[Collection entries]
────────────────

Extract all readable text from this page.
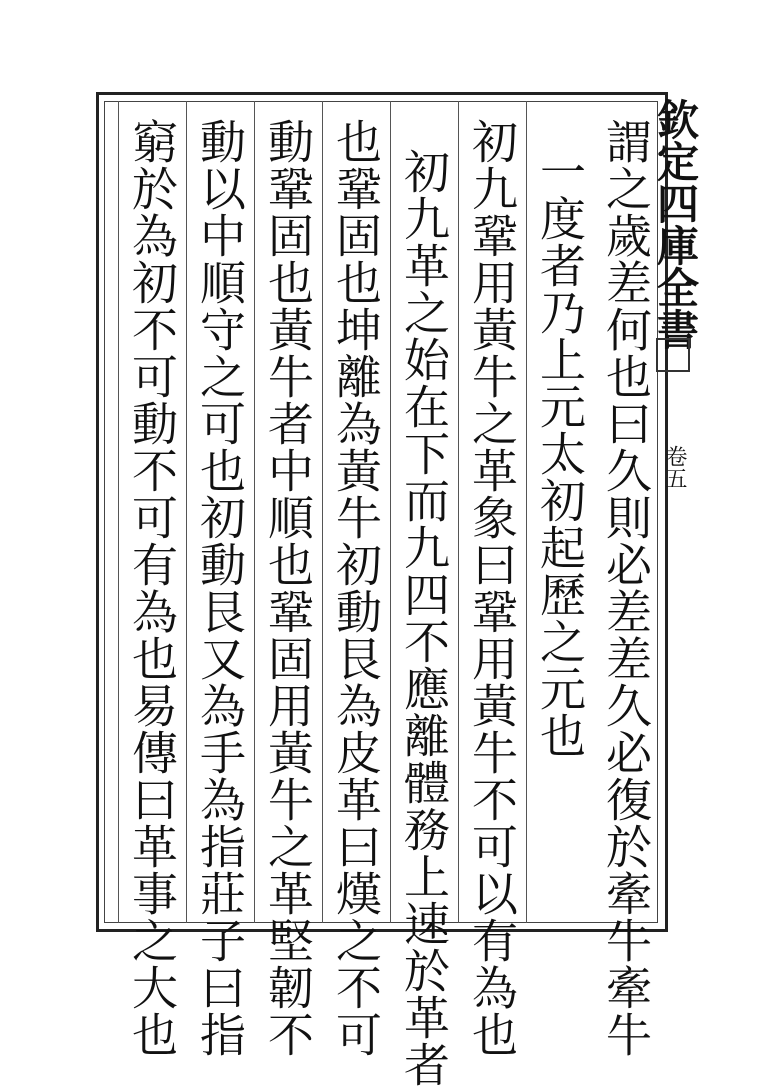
欽定四庫全書
卷五
謂之歲差何也曰久則必差差久必復於牽牛牽牛
一度者乃上元太初起歷之元也
初九鞏用黃牛之革象曰鞏用黃牛不可以有為也
初九革之始在下而九四不應離體務上速於革者
也鞏固也坤離為黃牛初動艮為皮革曰熯之不可
動鞏固也黃牛者中順也鞏固用黃牛之革堅韌不
動以中順守之可也初動艮又為手為指莊子曰指
窮於為初不可動不可有為也易傳曰革事之大也
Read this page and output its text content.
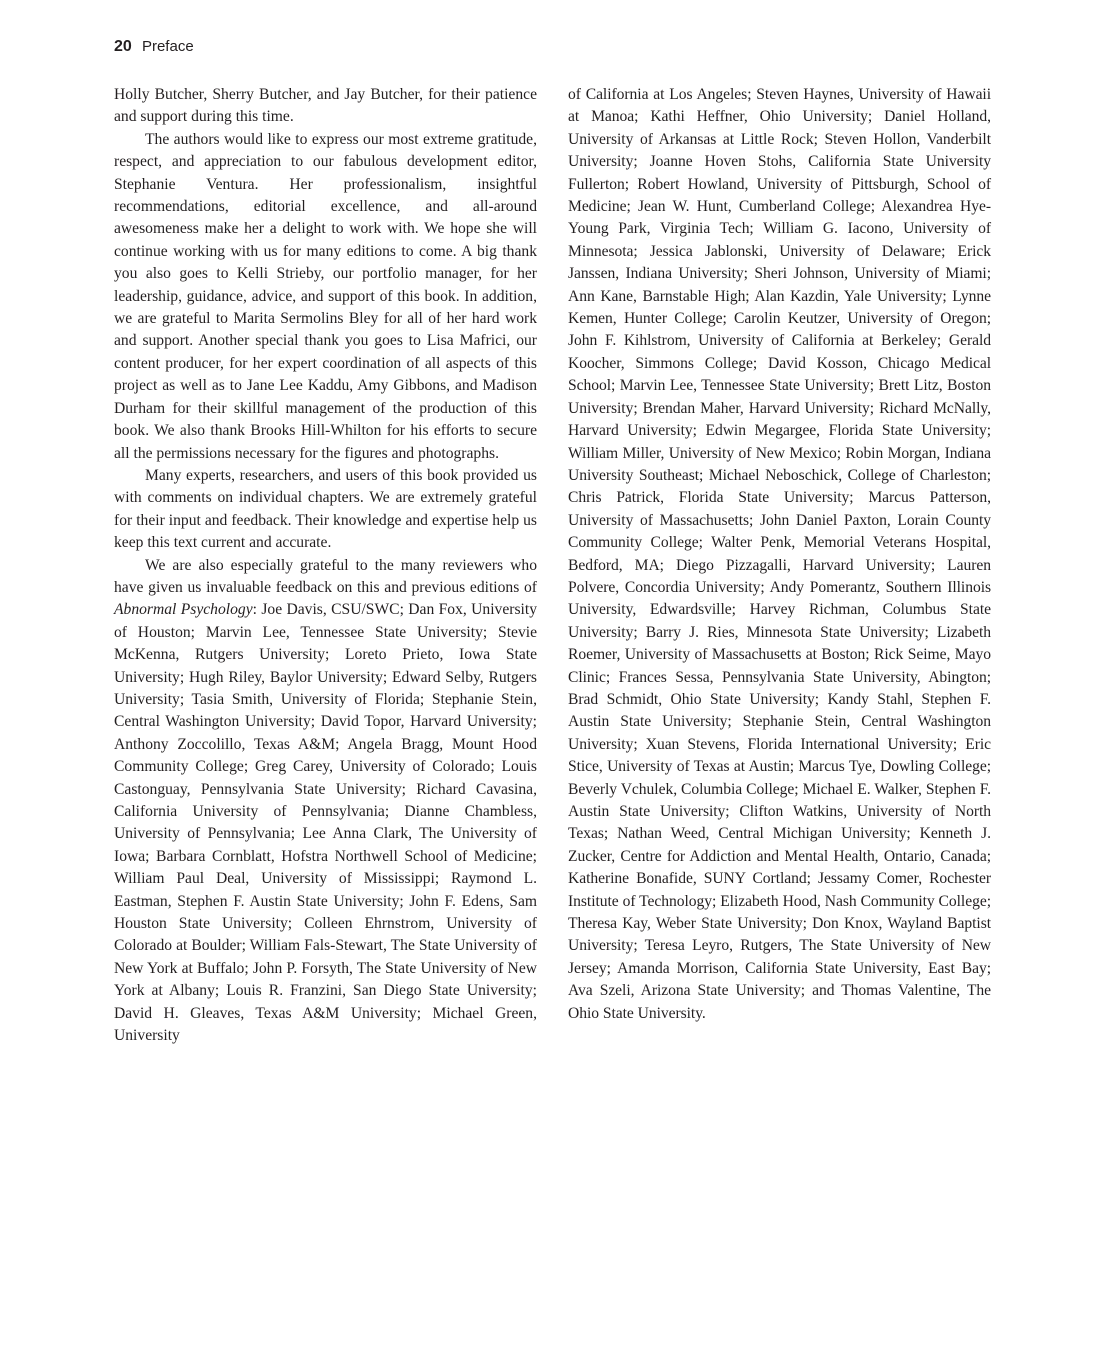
20 Preface

Holly Butcher, Sherry Butcher, and Jay Butcher, for their patience and support during this time.

The authors would like to express our most extreme gratitude, respect, and appreciation to our fabulous development editor, Stephanie Ventura. Her professionalism, insightful recommendations, editorial excellence, and all-around awesomeness make her a delight to work with. We hope she will continue working with us for many editions to come. A big thank you also goes to Kelli Strieby, our portfolio manager, for her leadership, guidance, advice, and support of this book. In addition, we are grateful to Marita Sermolins Bley for all of her hard work and support. Another special thank you goes to Lisa Mafrici, our content producer, for her expert coordination of all aspects of this project as well as to Jane Lee Kaddu, Amy Gibbons, and Madison Durham for their skillful management of the production of this book. We also thank Brooks Hill-Whilton for his efforts to secure all the permissions necessary for the figures and photographs.

Many experts, researchers, and users of this book provided us with comments on individual chapters. We are extremely grateful for their input and feedback. Their knowledge and expertise help us keep this text current and accurate.

We are also especially grateful to the many reviewers who have given us invaluable feedback on this and previous editions of Abnormal Psychology: Joe Davis, CSU/SWC; Dan Fox, University of Houston; Marvin Lee, Tennessee State University; Stevie McKenna, Rutgers University; Loreto Prieto, Iowa State University; Hugh Riley, Baylor University; Edward Selby, Rutgers University; Tasia Smith, University of Florida; Stephanie Stein, Central Washington University; David Topor, Harvard University; Anthony Zoccolillo, Texas A&M; Angela Bragg, Mount Hood Community College; Greg Carey, University of Colorado; Louis Castonguay, Pennsylvania State University; Richard Cavasina, California University of Pennsylvania; Dianne Chambless, University of Pennsylvania; Lee Anna Clark, The University of Iowa; Barbara Cornblatt, Hofstra Northwell School of Medicine; William Paul Deal, University of Mississippi; Raymond L. Eastman, Stephen F. Austin State University; John F. Edens, Sam Houston State University; Colleen Ehrnstrom, University of Colorado at Boulder; William Fals-Stewart, The State University of New York at Buffalo; John P. Forsyth, The State University of New York at Albany; Louis R. Franzini, San Diego State University; David H. Gleaves, Texas A&M University; Michael Green, University

of California at Los Angeles; Steven Haynes, University of Hawaii at Manoa; Kathi Heffner, Ohio University; Daniel Holland, University of Arkansas at Little Rock; Steven Hollon, Vanderbilt University; Joanne Hoven Stohs, California State University Fullerton; Robert Howland, University of Pittsburgh, School of Medicine; Jean W. Hunt, Cumberland College; Alexandrea Hye-Young Park, Virginia Tech; William G. Iacono, University of Minnesota; Jessica Jablonski, University of Delaware; Erick Janssen, Indiana University; Sheri Johnson, University of Miami; Ann Kane, Barnstable High; Alan Kazdin, Yale University; Lynne Kemen, Hunter College; Carolin Keutzer, University of Oregon; John F. Kihlstrom, University of California at Berkeley; Gerald Koocher, Simmons College; David Kosson, Chicago Medical School; Marvin Lee, Tennessee State University; Brett Litz, Boston University; Brendan Maher, Harvard University; Richard McNally, Harvard University; Edwin Megargee, Florida State University; William Miller, University of New Mexico; Robin Morgan, Indiana University Southeast; Michael Neboschick, College of Charleston; Chris Patrick, Florida State University; Marcus Patterson, University of Massachusetts; John Daniel Paxton, Lorain County Community College; Walter Penk, Memorial Veterans Hospital, Bedford, MA; Diego Pizzagalli, Harvard University; Lauren Polvere, Concordia University; Andy Pomerantz, Southern Illinois University, Edwardsville; Harvey Richman, Columbus State University; Barry J. Ries, Minnesota State University; Lizabeth Roemer, University of Massachusetts at Boston; Rick Seime, Mayo Clinic; Frances Sessa, Pennsylvania State University, Abington; Brad Schmidt, Ohio State University; Kandy Stahl, Stephen F. Austin State University; Stephanie Stein, Central Washington University; Xuan Stevens, Florida International University; Eric Stice, University of Texas at Austin; Marcus Tye, Dowling College; Beverly Vchulek, Columbia College; Michael E. Walker, Stephen F. Austin State University; Clifton Watkins, University of North Texas; Nathan Weed, Central Michigan University; Kenneth J. Zucker, Centre for Addiction and Mental Health, Ontario, Canada; Katherine Bonafide, SUNY Cortland; Jessamy Comer, Rochester Institute of Technology; Elizabeth Hood, Nash Community College; Theresa Kay, Weber State University; Don Knox, Wayland Baptist University; Teresa Leyro, Rutgers, The State University of New Jersey; Amanda Morrison, California State University, East Bay; Ava Szeli, Arizona State University; and Thomas Valentine, The Ohio State University.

────────────────

TASK OBJECTIVE :: Every line of the listing that holds "text" should be found and copied.

RESPONSE ::
Extract all readable text from this page.
Read this page and output its text content.
Many experts, researchers, and users of this book provided us with comments on individual chapters. We are extremely grateful for their input and feedback. Their knowledge and expertise help us keep this text current and accurate.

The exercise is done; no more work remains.